**Given task**:
Filter the records for lines holding the string "mattress".

**Material**:

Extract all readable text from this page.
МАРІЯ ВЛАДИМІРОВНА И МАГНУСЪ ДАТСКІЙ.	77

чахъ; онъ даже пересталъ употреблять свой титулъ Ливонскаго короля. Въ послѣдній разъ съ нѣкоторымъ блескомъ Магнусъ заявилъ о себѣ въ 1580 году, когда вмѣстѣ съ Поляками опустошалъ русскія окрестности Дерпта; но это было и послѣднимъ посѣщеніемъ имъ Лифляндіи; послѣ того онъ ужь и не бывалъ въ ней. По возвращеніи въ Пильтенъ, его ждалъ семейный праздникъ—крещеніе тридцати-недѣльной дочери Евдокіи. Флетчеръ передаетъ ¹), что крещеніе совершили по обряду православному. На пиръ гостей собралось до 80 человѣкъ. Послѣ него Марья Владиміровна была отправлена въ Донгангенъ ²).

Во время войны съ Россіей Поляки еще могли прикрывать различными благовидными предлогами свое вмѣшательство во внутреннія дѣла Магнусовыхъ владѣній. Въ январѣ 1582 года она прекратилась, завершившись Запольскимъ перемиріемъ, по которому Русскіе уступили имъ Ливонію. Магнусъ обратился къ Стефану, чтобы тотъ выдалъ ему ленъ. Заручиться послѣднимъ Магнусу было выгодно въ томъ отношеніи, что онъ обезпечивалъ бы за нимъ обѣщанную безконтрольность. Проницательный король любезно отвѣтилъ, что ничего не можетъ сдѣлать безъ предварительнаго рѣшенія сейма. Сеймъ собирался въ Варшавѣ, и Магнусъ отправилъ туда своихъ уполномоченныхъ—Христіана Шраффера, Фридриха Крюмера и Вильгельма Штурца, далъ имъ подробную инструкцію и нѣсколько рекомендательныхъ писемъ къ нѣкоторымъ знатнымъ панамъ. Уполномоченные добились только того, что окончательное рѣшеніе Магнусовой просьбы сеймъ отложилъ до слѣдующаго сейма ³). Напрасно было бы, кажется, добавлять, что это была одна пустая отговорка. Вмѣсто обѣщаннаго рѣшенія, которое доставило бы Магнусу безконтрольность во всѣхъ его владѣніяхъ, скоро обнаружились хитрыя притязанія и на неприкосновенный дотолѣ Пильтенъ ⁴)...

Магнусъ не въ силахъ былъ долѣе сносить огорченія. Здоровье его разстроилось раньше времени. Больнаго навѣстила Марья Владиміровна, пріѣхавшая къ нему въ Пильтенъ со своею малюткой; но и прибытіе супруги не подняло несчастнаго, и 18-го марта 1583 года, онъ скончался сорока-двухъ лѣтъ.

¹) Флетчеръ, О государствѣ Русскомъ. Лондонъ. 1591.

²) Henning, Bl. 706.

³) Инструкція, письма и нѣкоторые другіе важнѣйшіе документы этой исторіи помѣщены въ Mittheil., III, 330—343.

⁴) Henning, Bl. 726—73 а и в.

---

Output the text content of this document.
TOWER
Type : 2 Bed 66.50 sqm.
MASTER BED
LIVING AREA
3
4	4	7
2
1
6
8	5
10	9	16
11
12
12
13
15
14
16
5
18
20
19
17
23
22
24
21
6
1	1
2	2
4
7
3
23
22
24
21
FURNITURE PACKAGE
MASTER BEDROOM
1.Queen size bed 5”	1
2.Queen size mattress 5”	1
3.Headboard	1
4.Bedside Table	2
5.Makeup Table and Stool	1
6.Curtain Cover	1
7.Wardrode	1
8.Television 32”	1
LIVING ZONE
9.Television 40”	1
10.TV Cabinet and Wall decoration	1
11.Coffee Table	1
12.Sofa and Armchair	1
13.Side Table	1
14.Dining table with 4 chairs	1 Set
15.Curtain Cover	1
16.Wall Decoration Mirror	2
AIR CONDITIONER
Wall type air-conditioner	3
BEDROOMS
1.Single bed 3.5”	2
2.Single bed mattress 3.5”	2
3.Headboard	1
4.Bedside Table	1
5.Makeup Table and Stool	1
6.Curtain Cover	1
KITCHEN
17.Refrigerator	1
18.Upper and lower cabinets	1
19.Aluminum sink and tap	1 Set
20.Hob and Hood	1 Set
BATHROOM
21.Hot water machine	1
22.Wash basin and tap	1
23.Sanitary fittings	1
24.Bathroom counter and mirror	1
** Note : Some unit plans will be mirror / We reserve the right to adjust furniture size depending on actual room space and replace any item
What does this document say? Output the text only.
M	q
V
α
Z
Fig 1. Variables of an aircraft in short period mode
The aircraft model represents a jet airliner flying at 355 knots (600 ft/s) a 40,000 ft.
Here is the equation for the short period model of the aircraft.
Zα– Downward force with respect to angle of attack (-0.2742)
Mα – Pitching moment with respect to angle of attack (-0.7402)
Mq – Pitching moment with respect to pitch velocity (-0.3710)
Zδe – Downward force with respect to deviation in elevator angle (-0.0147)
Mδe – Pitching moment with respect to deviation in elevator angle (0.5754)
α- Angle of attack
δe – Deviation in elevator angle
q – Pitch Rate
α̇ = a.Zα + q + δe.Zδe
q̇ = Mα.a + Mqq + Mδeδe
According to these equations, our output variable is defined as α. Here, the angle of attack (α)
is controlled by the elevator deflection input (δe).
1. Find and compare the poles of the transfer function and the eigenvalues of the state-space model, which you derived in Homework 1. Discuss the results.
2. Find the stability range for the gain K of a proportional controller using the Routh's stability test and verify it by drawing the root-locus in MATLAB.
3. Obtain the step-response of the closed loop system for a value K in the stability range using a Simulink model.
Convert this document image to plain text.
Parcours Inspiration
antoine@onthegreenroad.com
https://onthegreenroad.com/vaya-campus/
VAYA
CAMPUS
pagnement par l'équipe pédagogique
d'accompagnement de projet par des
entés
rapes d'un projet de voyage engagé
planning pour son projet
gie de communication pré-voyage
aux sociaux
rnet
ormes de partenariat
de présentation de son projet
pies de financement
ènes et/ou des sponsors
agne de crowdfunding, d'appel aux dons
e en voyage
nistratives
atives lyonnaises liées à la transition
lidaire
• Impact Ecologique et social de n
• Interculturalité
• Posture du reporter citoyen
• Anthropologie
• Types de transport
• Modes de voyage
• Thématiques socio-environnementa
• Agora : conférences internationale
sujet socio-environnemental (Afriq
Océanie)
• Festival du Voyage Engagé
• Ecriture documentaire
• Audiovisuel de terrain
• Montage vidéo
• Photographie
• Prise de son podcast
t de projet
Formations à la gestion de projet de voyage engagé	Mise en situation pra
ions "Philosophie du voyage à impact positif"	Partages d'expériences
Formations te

---

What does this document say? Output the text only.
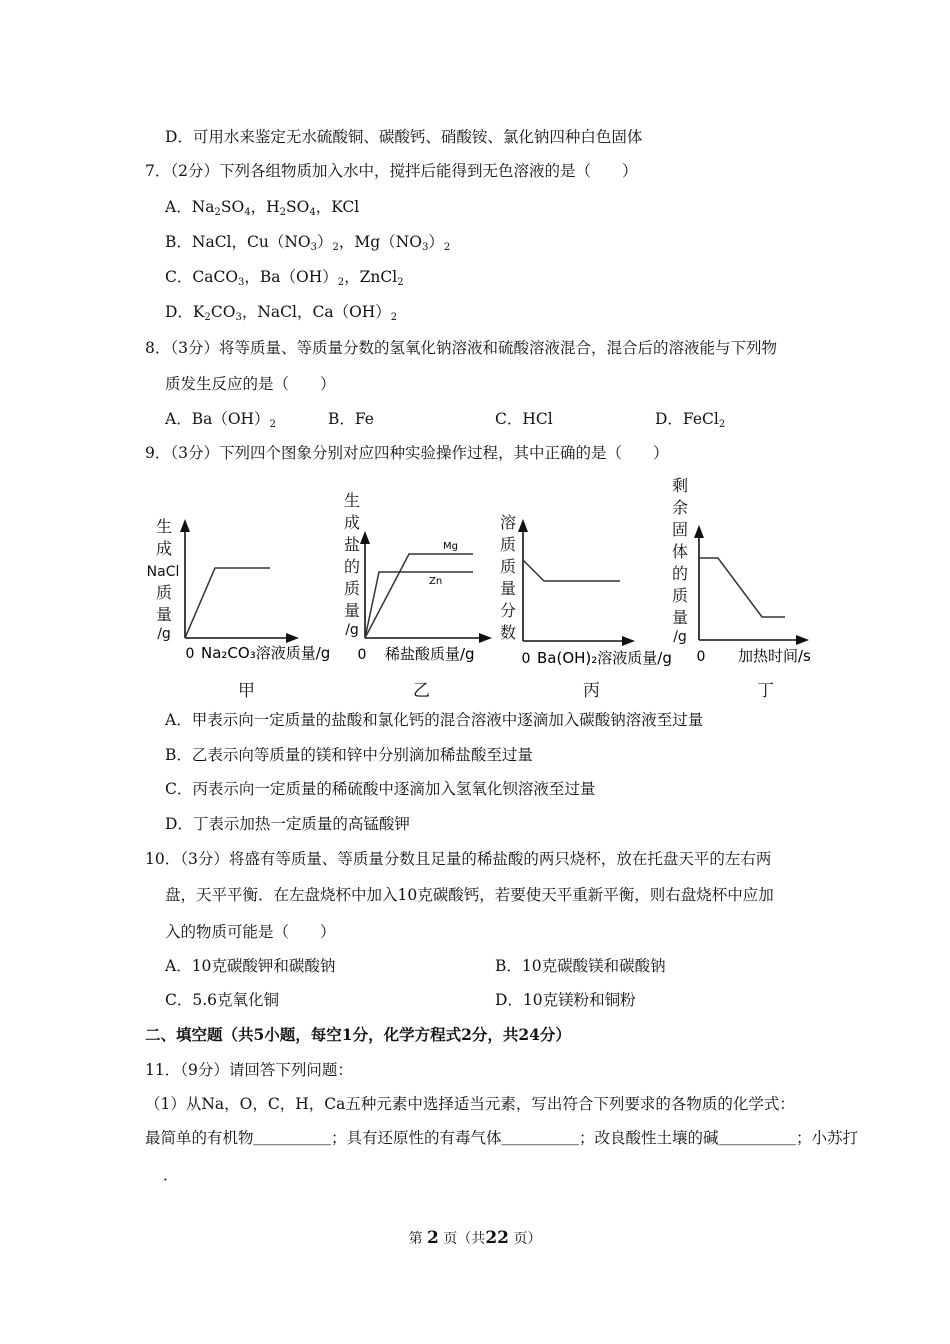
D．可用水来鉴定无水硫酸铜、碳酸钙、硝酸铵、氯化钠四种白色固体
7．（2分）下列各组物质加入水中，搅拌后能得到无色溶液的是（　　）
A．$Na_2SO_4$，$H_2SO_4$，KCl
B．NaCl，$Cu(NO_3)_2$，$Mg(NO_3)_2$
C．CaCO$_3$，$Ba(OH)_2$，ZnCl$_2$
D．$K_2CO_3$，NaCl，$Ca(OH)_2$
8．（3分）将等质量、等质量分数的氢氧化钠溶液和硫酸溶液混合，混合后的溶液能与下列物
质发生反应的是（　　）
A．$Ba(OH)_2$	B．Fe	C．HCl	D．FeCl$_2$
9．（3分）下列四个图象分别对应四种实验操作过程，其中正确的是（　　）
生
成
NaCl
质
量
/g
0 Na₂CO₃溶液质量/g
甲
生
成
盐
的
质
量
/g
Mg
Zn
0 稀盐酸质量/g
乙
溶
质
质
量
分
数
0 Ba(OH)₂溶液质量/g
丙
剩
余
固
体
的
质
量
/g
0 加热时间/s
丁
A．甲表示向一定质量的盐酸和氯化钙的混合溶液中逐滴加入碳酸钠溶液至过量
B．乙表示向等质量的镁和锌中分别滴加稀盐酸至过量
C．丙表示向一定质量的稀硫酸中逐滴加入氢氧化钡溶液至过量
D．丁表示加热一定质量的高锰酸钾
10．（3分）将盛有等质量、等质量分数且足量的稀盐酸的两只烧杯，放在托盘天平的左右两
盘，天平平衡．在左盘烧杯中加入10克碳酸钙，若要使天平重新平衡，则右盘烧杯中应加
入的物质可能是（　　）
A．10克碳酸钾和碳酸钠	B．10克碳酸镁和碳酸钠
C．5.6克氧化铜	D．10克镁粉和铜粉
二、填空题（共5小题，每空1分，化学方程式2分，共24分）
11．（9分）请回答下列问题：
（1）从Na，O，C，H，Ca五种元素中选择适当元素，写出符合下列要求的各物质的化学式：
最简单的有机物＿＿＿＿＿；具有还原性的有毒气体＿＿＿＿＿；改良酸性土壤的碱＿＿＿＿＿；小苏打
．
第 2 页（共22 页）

**Task answer**:
2.Queen size mattress 5”	1
2.Single bed mattress 3.5”	2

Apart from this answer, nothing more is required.